▶ **Excerpt to read**
§
‘We already know the BJP interfered in Canada to help Patrick Brown’: Brampton Mayor summoned to Ottawa after hiding from investigation into India’s meddling 
(X/Supplied)

‘We already know the BJP interfered in Canada to help Patrick Brown’: Brampton Mayor summoned to Ottawa after hiding from investigation into India’s meddling 


After failing to meet a request in October to voluntarily testify before the Parliamentary committee investigating foreign interference, Patrick Brown, who has publicly acknowledged his cozy relationship with Indian Prime Minister Narendra Modi, has now been ordered to answer questions in front of MPs before December 10th.

A motion “that the committee summon Mayor Patrick Brown to testify alone for no less than two hours on the study of Indian interference,” committee member and Pickering—Uxbridge Liberal MP Jennifer O’Connell announced Thursday before a majority of her colleagues voted in support of her motion to subpoena Brown.

“We have spoken about this before, this notice has been on the record for quite some time,” she added.

“An invitation was given to Mr. Brown and he declined,” Committee Chair, Mississauga—Malton Liberal MP Iqwinder Gaheer, explained. “Alternative dates were provided and there was no reply.”

Brown issued a statement Monday indicating that he will appear before the committee, but claimed that “my appearance has been sought for political reasons”.

The Pointer asked Brown in October when he was initially asked to appear before the committee voluntarily, if he would honour the request, but he did not respond at the time. 

In his statement posted on X Monday Brown wrote that, “I have no new evidence to contribute to the committee’s proceedings”.
§
▶ **The records**
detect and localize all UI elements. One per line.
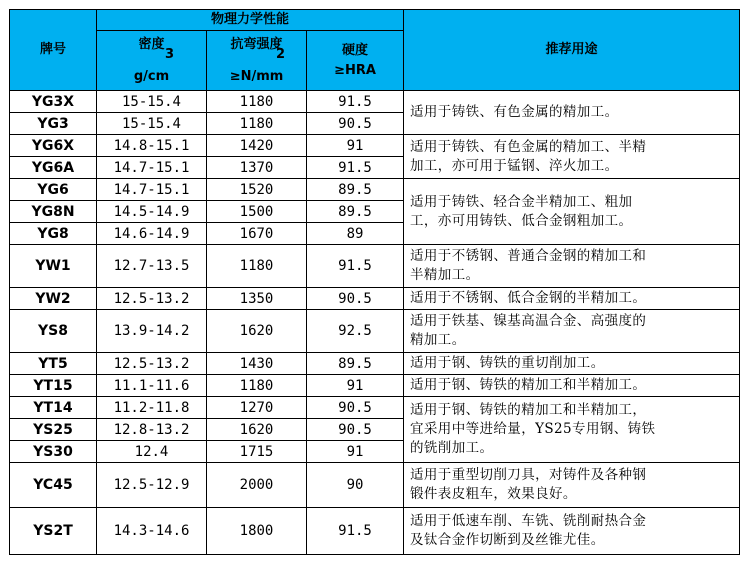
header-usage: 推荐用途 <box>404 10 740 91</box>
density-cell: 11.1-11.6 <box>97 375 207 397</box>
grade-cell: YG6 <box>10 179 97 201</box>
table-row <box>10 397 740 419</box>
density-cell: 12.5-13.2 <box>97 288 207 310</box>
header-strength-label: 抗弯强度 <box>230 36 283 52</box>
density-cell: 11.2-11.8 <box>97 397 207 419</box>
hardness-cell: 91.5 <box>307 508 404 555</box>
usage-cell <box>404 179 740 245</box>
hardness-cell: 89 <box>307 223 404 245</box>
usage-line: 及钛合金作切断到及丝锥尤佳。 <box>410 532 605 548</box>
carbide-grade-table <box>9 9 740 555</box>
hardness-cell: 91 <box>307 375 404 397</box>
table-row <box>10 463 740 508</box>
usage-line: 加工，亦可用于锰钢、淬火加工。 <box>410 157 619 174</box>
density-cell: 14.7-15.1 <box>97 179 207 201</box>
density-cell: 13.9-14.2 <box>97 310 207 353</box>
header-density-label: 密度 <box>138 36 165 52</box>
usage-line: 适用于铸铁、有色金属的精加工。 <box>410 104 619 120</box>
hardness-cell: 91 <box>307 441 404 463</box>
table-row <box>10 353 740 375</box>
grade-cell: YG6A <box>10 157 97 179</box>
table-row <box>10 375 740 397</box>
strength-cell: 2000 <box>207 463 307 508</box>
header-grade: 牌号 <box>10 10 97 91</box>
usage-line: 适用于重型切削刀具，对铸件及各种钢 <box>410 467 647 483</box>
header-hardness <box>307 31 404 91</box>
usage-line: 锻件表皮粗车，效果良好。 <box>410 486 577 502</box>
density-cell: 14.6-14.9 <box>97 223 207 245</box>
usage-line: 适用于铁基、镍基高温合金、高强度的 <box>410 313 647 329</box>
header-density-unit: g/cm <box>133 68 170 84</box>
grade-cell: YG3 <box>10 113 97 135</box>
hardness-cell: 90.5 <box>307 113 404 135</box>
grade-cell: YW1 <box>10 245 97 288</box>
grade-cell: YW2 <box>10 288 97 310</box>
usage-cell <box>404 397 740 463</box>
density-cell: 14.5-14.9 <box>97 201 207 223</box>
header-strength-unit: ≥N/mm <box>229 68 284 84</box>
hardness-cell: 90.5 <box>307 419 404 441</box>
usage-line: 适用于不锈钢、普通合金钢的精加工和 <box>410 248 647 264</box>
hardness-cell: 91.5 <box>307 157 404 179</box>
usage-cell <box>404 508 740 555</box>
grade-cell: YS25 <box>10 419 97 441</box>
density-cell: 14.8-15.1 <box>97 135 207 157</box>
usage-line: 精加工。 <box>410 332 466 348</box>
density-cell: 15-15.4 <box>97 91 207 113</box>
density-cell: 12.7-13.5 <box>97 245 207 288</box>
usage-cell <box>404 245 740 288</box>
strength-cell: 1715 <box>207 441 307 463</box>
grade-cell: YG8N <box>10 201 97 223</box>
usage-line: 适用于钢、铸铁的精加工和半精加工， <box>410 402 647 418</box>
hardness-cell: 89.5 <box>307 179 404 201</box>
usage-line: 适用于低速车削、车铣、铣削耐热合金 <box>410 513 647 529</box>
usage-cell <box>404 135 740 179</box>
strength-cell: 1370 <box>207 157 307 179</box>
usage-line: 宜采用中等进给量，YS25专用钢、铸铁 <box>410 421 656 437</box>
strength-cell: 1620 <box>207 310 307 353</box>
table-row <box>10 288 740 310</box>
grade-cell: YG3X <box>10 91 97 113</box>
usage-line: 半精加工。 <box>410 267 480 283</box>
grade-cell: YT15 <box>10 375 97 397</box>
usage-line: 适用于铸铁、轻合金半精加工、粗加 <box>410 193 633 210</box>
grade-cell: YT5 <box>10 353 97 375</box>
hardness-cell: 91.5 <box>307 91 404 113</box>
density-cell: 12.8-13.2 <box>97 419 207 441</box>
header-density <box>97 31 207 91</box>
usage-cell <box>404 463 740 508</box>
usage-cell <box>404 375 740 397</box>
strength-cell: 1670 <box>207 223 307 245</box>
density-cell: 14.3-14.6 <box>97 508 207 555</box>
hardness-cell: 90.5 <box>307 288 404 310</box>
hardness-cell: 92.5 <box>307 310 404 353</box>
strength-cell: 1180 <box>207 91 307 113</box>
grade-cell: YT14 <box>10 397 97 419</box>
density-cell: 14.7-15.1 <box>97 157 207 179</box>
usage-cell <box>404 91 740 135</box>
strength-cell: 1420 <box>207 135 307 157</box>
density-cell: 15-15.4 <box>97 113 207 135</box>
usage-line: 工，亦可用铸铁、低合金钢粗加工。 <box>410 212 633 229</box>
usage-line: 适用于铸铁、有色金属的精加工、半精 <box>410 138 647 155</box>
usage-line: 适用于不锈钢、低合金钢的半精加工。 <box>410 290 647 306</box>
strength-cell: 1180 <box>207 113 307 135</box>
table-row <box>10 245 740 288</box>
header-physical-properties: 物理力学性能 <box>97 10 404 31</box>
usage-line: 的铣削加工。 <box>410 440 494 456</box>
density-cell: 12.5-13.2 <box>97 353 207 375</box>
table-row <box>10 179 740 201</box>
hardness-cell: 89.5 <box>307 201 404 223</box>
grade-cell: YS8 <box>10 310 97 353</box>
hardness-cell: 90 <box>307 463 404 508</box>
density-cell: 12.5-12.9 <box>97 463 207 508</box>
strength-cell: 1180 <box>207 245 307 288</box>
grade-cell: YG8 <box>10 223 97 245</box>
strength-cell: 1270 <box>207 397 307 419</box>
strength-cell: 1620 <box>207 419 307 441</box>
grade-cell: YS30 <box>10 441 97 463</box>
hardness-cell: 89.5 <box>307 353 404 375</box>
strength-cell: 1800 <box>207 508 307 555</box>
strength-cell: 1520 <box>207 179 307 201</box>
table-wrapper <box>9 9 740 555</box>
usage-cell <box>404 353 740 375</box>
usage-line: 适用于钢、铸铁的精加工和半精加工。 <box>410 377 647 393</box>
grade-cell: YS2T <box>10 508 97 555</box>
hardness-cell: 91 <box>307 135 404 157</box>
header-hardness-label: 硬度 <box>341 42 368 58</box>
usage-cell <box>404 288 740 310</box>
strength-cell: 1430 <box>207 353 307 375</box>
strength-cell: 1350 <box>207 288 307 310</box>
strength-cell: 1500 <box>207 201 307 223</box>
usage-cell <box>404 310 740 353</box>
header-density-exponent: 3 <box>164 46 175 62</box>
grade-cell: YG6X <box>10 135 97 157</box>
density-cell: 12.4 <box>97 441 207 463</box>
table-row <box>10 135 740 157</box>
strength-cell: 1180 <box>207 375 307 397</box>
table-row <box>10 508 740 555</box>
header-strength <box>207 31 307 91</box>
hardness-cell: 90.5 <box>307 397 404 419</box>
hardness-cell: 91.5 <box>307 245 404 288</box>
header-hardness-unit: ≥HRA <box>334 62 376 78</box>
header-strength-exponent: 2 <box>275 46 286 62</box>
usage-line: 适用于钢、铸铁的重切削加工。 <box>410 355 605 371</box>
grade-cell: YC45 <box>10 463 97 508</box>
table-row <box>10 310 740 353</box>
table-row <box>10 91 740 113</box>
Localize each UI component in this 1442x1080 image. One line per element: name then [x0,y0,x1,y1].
§
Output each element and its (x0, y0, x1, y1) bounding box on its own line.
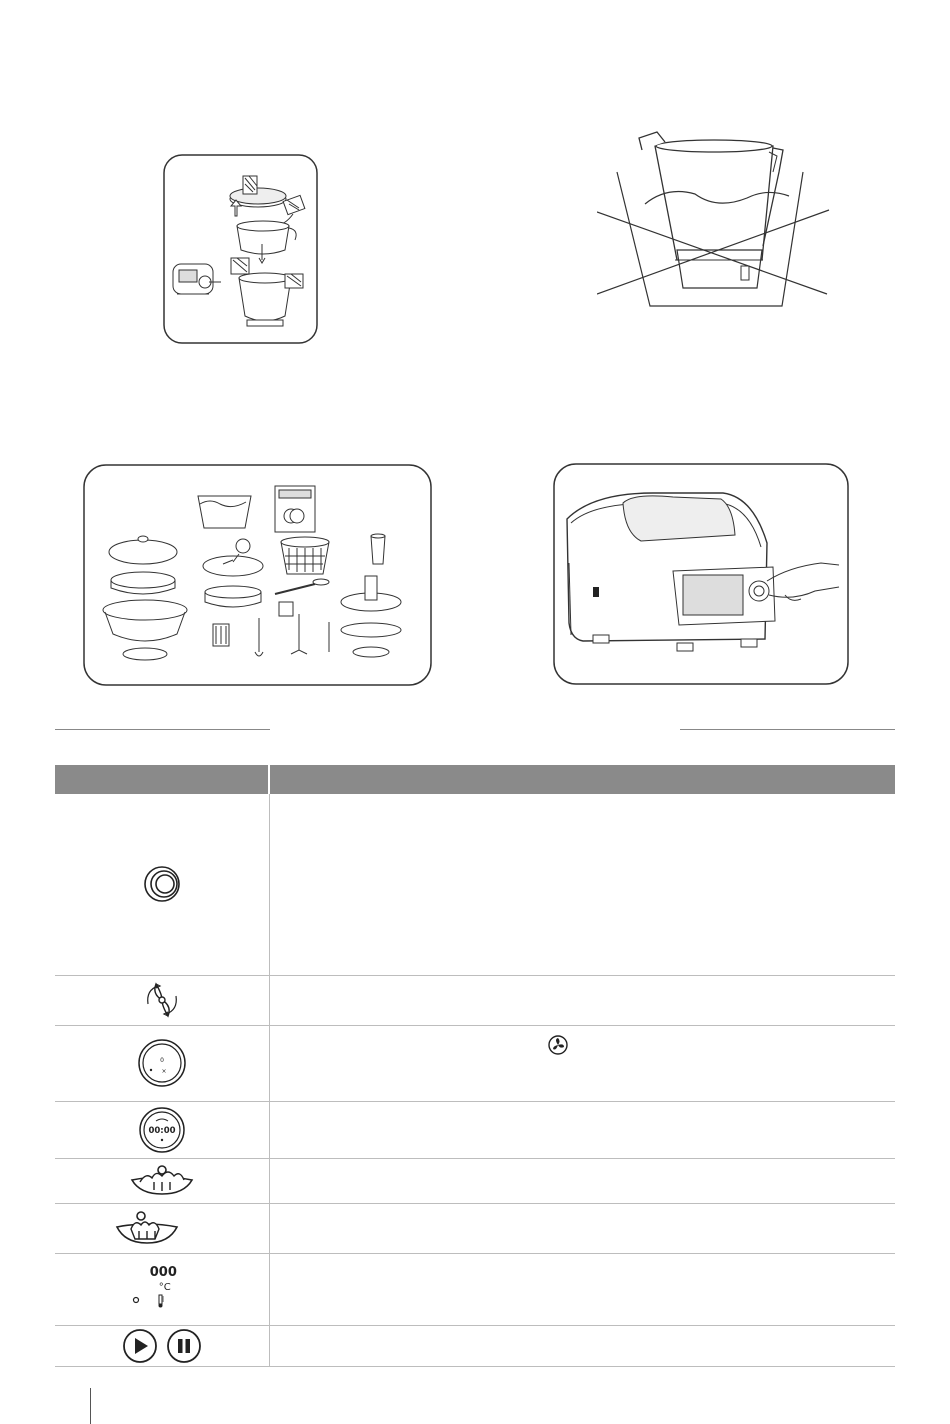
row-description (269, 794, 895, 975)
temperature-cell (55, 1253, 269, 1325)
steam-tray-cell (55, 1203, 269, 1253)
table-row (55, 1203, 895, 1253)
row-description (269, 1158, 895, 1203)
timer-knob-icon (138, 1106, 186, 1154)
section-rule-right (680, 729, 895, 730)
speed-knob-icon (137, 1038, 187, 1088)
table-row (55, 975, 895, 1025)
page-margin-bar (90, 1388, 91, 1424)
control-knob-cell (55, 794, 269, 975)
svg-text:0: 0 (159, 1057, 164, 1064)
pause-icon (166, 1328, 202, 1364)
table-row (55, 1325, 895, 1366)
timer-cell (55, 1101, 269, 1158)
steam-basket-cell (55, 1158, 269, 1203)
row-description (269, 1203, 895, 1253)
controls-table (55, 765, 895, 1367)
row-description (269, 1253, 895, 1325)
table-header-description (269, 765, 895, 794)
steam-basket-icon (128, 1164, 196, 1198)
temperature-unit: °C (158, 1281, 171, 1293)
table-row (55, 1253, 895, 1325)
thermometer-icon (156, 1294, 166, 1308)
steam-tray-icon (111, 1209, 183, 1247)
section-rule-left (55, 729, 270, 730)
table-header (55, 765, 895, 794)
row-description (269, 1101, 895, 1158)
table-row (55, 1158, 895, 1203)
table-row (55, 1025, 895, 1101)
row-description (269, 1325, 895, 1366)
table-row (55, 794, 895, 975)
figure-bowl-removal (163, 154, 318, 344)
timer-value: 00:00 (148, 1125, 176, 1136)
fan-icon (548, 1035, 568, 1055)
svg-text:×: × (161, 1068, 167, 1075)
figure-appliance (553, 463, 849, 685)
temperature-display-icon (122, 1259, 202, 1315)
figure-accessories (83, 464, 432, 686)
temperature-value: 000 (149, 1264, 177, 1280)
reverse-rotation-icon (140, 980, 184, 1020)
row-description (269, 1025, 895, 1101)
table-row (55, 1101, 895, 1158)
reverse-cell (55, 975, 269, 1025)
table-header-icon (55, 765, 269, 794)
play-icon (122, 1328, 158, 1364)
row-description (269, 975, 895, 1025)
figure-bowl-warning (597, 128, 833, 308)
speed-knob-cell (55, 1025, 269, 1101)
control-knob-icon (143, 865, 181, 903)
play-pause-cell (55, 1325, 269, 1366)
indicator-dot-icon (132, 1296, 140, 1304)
§
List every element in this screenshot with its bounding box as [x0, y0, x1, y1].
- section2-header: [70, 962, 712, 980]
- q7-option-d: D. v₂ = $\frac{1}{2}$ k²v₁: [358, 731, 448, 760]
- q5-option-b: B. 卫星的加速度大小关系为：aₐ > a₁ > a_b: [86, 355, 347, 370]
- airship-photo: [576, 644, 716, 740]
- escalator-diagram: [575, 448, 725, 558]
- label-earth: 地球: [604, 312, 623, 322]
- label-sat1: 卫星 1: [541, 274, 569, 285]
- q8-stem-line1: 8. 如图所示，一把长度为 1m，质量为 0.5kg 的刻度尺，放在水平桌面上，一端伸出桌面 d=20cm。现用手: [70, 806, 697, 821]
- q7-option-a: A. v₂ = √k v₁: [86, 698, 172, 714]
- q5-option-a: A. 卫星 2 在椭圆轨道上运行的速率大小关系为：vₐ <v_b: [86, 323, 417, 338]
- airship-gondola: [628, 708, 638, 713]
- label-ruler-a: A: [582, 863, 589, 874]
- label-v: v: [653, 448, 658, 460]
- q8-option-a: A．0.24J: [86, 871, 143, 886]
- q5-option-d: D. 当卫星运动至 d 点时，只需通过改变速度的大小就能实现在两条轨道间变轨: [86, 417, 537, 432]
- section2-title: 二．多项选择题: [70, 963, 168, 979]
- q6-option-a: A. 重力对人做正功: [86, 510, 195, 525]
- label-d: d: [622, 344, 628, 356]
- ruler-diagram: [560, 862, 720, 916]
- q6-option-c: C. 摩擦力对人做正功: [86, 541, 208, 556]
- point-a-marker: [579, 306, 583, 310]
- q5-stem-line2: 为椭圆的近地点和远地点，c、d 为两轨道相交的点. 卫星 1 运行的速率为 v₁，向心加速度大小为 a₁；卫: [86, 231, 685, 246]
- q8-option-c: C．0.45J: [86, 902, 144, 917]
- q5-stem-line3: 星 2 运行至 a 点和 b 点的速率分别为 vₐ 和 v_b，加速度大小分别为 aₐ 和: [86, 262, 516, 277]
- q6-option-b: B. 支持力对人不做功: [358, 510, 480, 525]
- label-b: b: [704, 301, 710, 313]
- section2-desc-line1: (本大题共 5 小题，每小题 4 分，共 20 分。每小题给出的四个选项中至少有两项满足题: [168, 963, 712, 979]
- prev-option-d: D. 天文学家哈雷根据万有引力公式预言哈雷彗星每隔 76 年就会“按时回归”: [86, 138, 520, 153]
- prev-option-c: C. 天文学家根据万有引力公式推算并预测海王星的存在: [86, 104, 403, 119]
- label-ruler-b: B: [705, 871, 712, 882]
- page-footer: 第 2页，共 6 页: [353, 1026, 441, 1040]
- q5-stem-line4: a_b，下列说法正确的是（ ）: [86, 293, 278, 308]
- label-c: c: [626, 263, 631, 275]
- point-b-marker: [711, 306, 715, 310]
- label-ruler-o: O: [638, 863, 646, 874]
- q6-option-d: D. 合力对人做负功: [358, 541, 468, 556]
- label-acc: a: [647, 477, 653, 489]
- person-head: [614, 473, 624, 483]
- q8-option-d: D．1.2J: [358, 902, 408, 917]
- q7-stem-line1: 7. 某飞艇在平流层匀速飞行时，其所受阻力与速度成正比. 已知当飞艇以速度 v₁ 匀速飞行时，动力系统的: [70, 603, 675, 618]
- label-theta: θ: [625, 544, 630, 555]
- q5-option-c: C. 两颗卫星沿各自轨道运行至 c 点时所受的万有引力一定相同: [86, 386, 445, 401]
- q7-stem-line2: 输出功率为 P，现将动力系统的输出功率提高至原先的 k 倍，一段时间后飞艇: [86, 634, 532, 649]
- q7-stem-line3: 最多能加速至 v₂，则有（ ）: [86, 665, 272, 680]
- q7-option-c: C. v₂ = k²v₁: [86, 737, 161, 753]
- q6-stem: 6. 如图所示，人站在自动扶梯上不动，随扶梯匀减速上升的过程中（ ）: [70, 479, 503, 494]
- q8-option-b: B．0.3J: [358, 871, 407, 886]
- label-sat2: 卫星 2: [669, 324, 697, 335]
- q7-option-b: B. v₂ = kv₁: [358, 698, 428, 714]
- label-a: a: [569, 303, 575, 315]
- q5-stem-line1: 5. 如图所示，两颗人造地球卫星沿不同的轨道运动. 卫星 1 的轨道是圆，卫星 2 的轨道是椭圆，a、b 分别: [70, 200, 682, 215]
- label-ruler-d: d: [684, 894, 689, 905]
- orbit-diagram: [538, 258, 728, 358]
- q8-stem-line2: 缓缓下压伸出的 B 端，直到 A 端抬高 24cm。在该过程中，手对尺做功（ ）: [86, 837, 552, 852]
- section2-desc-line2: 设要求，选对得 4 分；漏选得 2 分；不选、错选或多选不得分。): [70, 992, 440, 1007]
§
▶ **What to work on**
1. According to the article on Brampton's mayor, by what date has Patrick Brown been ordered to answer questions in front of MPs?
2. In the first block of records, edit the lines starting at "header-usage: 推荐用途 <box>404 10 740 91</box>" and ending at "density-cell: 14.7-15.1 <box>97 179" so that "hardness-cell" becomes "hardness-value", leaving everything else unchanged.

▶ **Exercise answers**
1. Before December 10th.

2.
header-usage: 推荐用途 <box>404 10 740 91</box>
density-cell: 11.1-11.6 <box>97 375 207 397</box>
grade-cell: YG6 <box>10 179 97 201</box>
table-row <box>10 397 740 419</box>
density-cell: 12.5-13.2 <box>97 288 207 310</box>
header-strength-label: 抗弯强度 <box>230 36 283 52</box>
density-cell: 11.2-11.8 <box>97 397 207 419</box>
hardness-value: 91.5 <box>307 508 404 555</box>
usage-cell <box>404 179 740 245</box>
hardness-value: 89 <box>307 223 404 245</box>
usage-line: 及钛合金作切断到及丝锥尤佳。 <box>410 532 605 548</box>
carbide-grade-table <box>9 9 740 555</box>
hardness-value: 91 <box>307 375 404 397</box>
table-row <box>10 463 740 508</box>
usage-line: 加工，亦可用于锰钢、淬火加工。 <box>410 157 619 174</box>
density-cell: 14.7-15.1 <box>97 179 207 201</box>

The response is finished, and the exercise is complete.